[Given exercise]
From the entries that follow, gather each line holding the word "JSON".

[Record extracts]
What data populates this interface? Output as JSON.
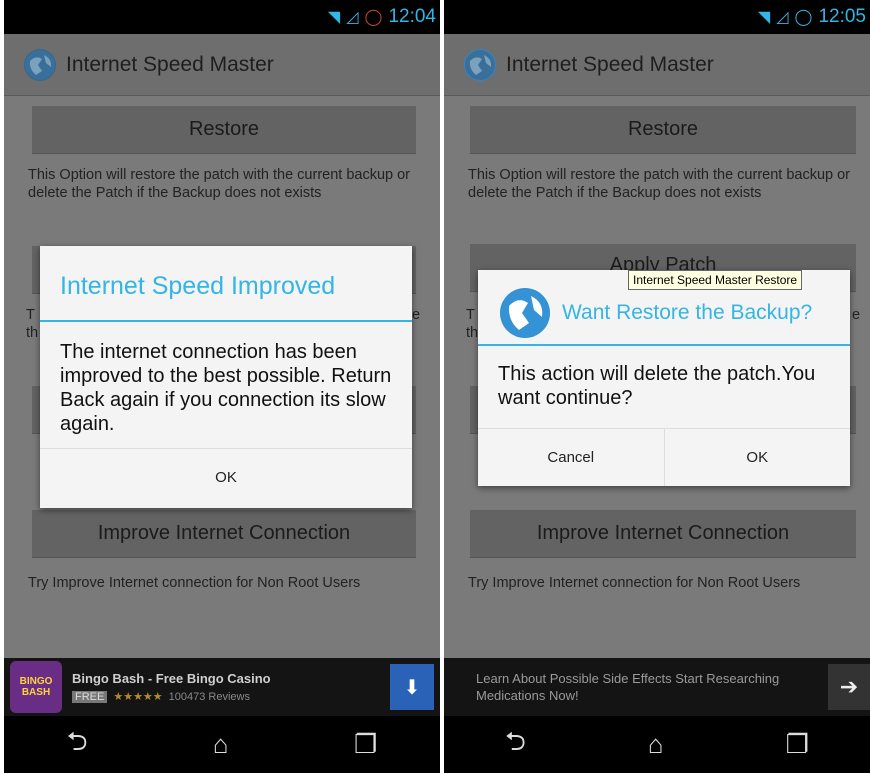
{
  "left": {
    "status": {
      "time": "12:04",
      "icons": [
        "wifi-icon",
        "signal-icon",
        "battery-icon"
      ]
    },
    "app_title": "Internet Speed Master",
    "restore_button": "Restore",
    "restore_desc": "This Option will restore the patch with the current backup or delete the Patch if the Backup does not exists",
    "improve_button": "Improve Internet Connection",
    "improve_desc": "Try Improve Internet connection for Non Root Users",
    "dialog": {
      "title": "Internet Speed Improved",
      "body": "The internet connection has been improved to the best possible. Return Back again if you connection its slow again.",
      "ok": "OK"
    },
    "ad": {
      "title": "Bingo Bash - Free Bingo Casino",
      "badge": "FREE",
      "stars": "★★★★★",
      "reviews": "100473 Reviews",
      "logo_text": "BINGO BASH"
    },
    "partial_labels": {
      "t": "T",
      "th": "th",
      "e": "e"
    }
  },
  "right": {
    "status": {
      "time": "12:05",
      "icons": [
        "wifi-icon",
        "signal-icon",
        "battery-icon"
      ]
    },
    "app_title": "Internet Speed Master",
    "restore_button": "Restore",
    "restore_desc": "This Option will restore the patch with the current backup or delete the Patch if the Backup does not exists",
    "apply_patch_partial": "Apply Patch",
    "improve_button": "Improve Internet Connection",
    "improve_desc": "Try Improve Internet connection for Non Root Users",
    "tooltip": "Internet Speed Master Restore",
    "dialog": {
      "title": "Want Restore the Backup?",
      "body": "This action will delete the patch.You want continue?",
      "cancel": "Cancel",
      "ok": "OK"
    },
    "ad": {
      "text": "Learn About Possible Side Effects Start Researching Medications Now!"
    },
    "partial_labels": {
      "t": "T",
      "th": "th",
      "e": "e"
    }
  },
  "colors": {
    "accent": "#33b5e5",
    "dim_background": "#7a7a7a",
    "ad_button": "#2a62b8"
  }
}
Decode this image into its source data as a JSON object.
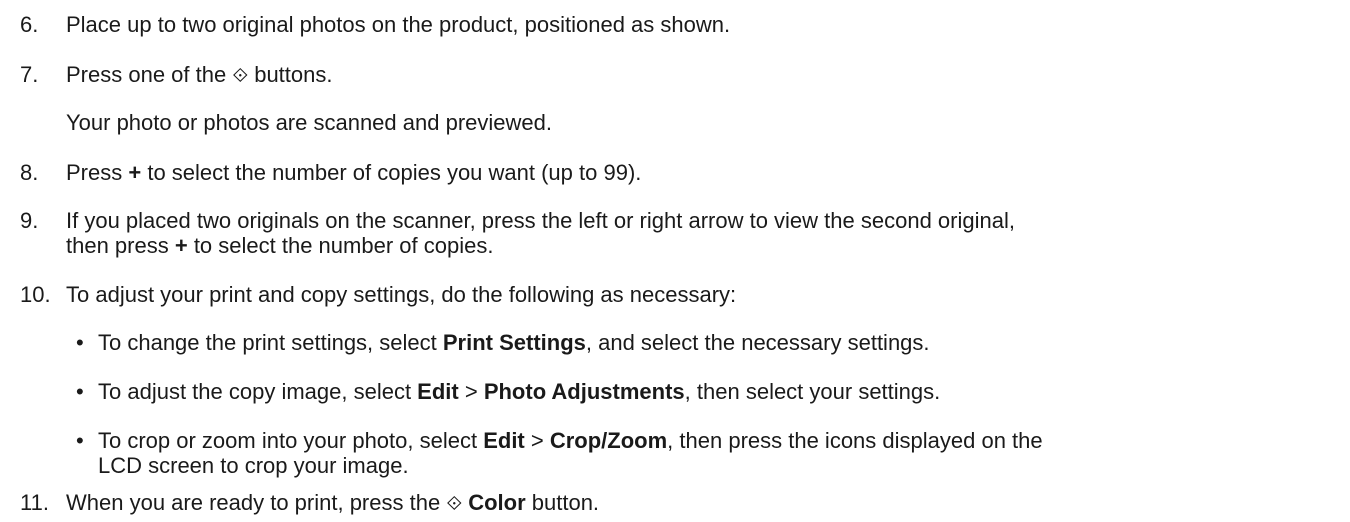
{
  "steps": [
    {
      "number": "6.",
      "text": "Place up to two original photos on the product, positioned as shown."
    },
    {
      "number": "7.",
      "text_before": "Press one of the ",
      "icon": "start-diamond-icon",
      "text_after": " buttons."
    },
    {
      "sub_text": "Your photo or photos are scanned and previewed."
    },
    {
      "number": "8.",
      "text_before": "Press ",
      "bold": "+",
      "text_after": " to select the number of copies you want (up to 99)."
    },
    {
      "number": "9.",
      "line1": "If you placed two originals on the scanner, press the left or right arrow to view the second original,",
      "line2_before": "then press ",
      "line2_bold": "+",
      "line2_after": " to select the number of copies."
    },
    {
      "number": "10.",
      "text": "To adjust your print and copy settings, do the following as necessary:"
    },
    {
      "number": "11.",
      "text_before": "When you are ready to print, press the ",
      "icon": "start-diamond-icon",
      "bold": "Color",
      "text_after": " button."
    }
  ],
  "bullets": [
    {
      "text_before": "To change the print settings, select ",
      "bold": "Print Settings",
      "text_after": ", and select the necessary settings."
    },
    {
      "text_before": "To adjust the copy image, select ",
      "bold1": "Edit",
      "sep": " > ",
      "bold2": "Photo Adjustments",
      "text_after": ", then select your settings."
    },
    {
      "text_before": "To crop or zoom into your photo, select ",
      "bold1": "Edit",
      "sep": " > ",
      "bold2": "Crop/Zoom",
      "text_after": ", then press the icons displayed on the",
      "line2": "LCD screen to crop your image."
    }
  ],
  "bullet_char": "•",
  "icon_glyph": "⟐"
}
--
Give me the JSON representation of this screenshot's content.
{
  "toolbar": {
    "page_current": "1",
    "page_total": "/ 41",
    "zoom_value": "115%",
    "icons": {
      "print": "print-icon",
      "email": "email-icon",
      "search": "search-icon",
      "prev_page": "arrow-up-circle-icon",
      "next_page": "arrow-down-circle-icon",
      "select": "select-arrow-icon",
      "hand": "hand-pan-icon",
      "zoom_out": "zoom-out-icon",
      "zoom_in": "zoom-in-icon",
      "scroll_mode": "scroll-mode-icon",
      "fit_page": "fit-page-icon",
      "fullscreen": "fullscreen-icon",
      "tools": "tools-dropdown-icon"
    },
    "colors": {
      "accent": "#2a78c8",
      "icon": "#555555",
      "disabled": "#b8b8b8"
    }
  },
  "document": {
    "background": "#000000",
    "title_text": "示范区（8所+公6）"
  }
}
--
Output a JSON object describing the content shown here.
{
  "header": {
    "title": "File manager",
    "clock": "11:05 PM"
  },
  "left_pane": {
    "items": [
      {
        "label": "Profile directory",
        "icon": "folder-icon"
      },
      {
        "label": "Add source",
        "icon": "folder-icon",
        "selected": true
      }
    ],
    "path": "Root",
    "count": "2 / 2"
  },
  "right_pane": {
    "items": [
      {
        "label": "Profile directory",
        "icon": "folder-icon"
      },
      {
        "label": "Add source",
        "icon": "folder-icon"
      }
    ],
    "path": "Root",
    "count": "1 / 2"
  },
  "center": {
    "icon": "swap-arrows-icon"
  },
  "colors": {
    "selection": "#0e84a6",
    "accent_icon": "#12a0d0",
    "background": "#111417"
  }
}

[Exercise solution]
What data populates this interface? Output as JSON.
Decode this image into its source data as a JSON object.
Give me the JSON representation of this screenshot's content.
Output a JSON object describing the content shown here.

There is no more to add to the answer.